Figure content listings
===============

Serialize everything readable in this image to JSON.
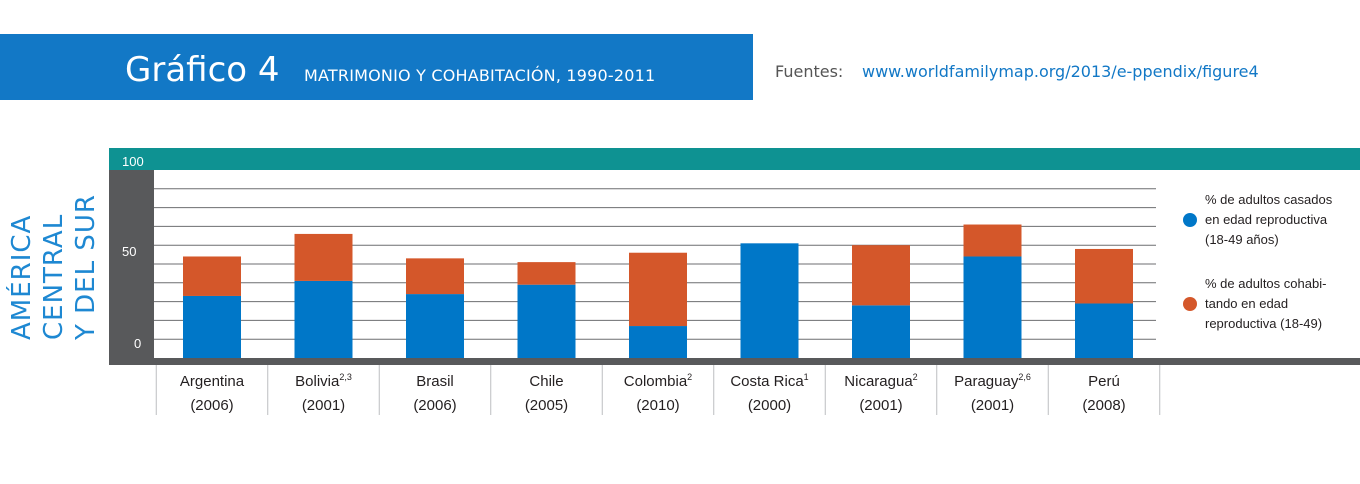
{
  "header": {
    "title": "Gráfico 4",
    "subtitle": "MATRIMONIO Y COHABITACIÓN, 1990-2011",
    "source_label": "Fuentes:",
    "source_url": "www.worldfamilymap.org/2013/e-ppendix/figure4"
  },
  "region_label": [
    "AMÉRICA",
    "CENTRAL",
    "Y DEL SUR"
  ],
  "colors": {
    "married": "#0077c8",
    "cohabiting": "#d4572a",
    "teal": "#0e9292",
    "axis": "#58595b"
  },
  "chart_data": {
    "type": "bar",
    "stacked": true,
    "ylim": [
      0,
      100
    ],
    "yticks": [
      "0",
      "50",
      "100"
    ],
    "grid": true,
    "legend_position": "right",
    "categories": [
      {
        "name": "Argentina",
        "sup": "",
        "year": "(2006)"
      },
      {
        "name": "Bolivia",
        "sup": "2,3",
        "year": "(2001)"
      },
      {
        "name": "Brasil",
        "sup": "",
        "year": "(2006)"
      },
      {
        "name": "Chile",
        "sup": "",
        "year": "(2005)"
      },
      {
        "name": "Colombia",
        "sup": "2",
        "year": "(2010)"
      },
      {
        "name": "Costa Rica",
        "sup": "1",
        "year": "(2000)"
      },
      {
        "name": "Nicaragua",
        "sup": "2",
        "year": "(2001)"
      },
      {
        "name": "Paraguay",
        "sup": "2,6",
        "year": "(2001)"
      },
      {
        "name": "Perú",
        "sup": "",
        "year": "(2008)"
      }
    ],
    "series": [
      {
        "name": "% de adultos casados en edad reproductiva (18-49 años)",
        "legend_lines": [
          "% de adultos casados",
          "en edad reproductiva",
          "(18-49 años)"
        ],
        "color": "#0077c8",
        "values": [
          33,
          41,
          34,
          39,
          17,
          61,
          28,
          54,
          29
        ]
      },
      {
        "name": "% de adultos cohabitando en edad reproductiva (18-49)",
        "legend_lines": [
          "% de adultos cohabi-",
          "tando en edad",
          "reproductiva (18-49)"
        ],
        "color": "#d4572a",
        "values": [
          21,
          25,
          19,
          12,
          39,
          0,
          32,
          17,
          29
        ]
      }
    ]
  }
}
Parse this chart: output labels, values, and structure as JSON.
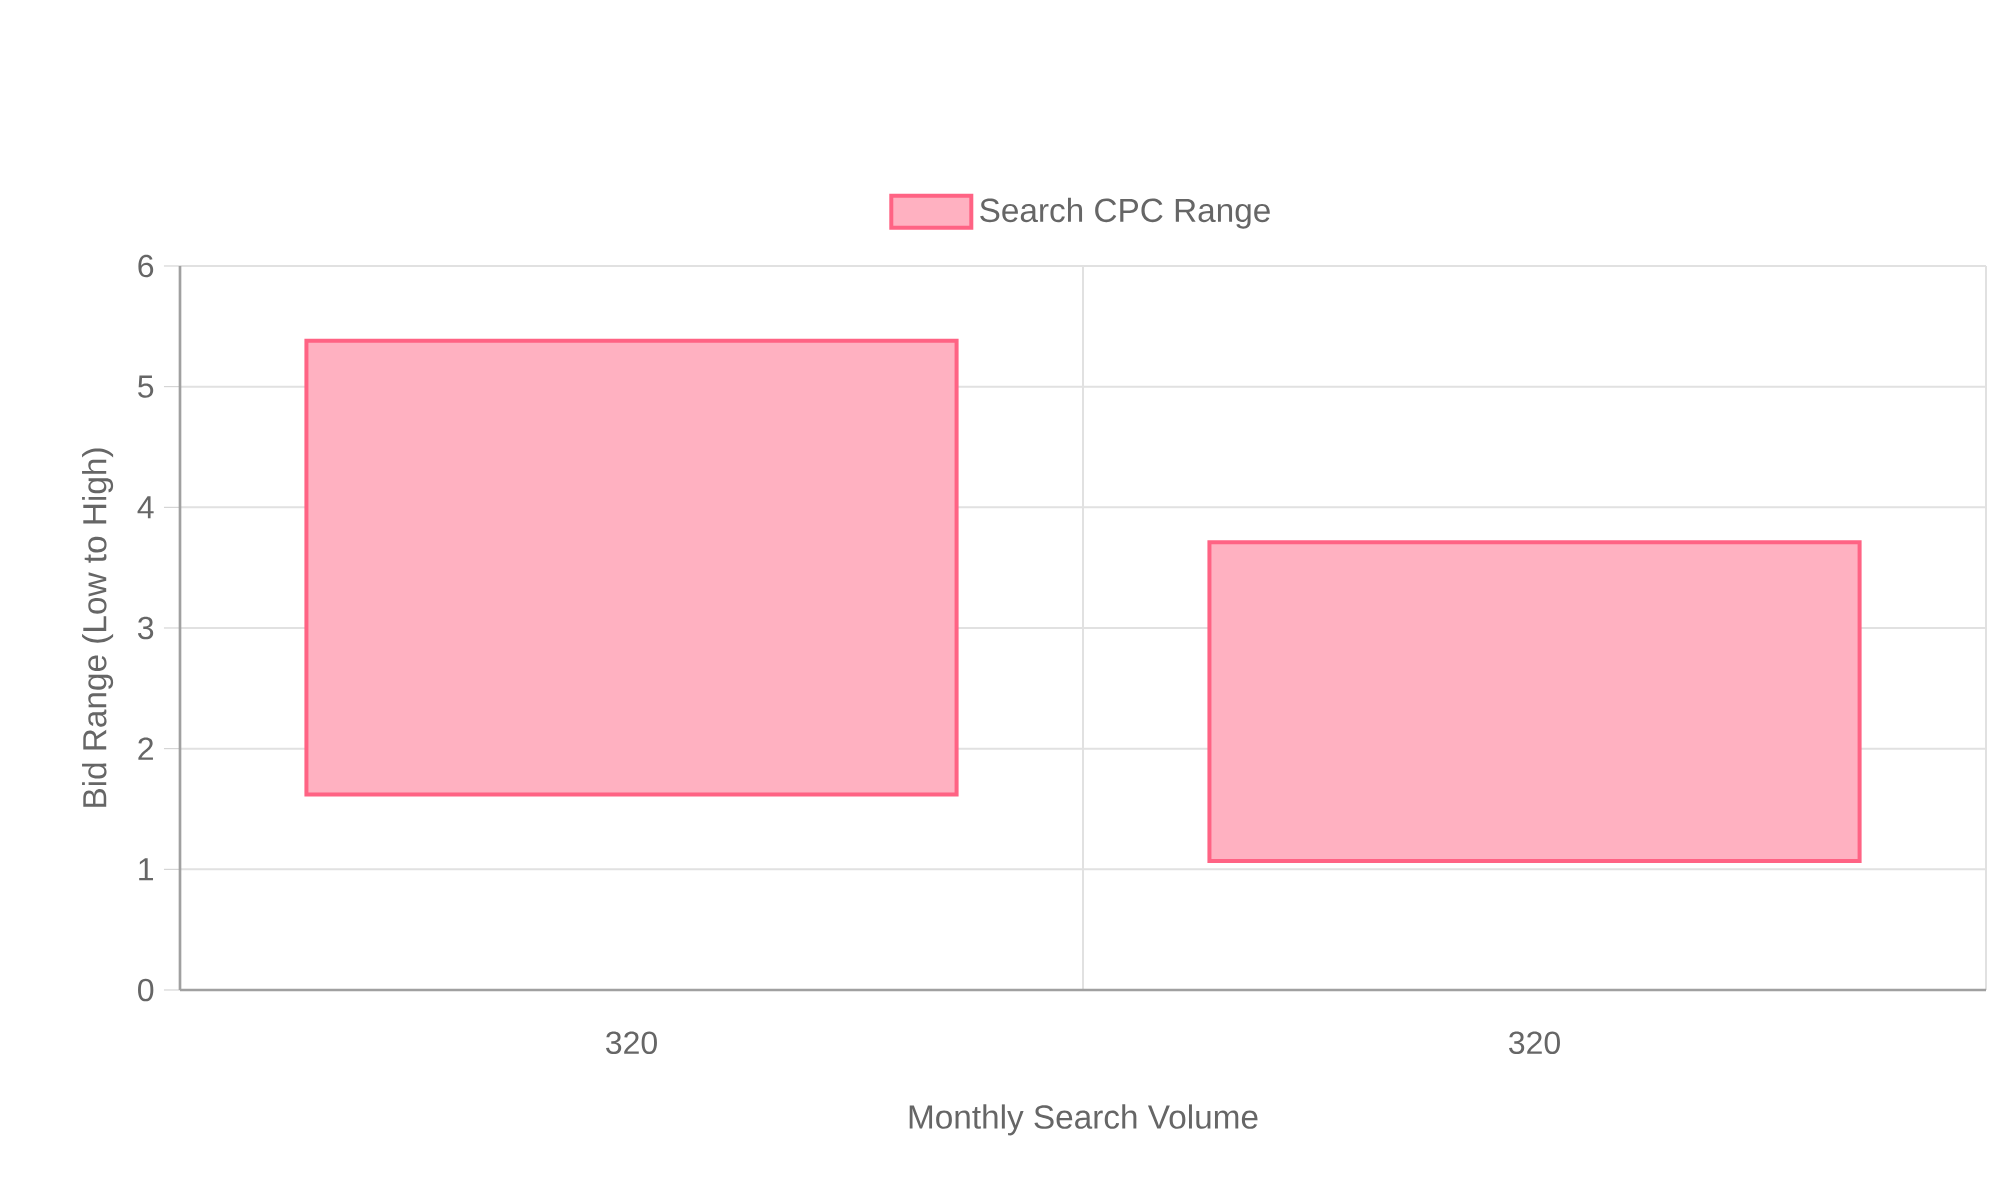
{
  "chart_data": {
    "type": "bar",
    "xlabel": "Monthly Search Volume",
    "ylabel": "Bid Range (Low to High)",
    "categories": [
      "320",
      "320"
    ],
    "series": [
      {
        "name": "Search CPC Range",
        "color": "#ffb1c1",
        "values": [
          3.76,
          2.64
        ],
        "base": [
          1.62,
          1.07
        ]
      }
    ],
    "ylim": [
      0,
      6
    ],
    "yticks": [
      0,
      1,
      2,
      3,
      4,
      5,
      6
    ],
    "grid": true,
    "legend": "top"
  }
}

===============

### Short task
Look through the entries above and list every line containing "años".

### Expected output
        "name": "% de adultos casados en edad reproductiva (18-49 años)",
          "(18-49 años)"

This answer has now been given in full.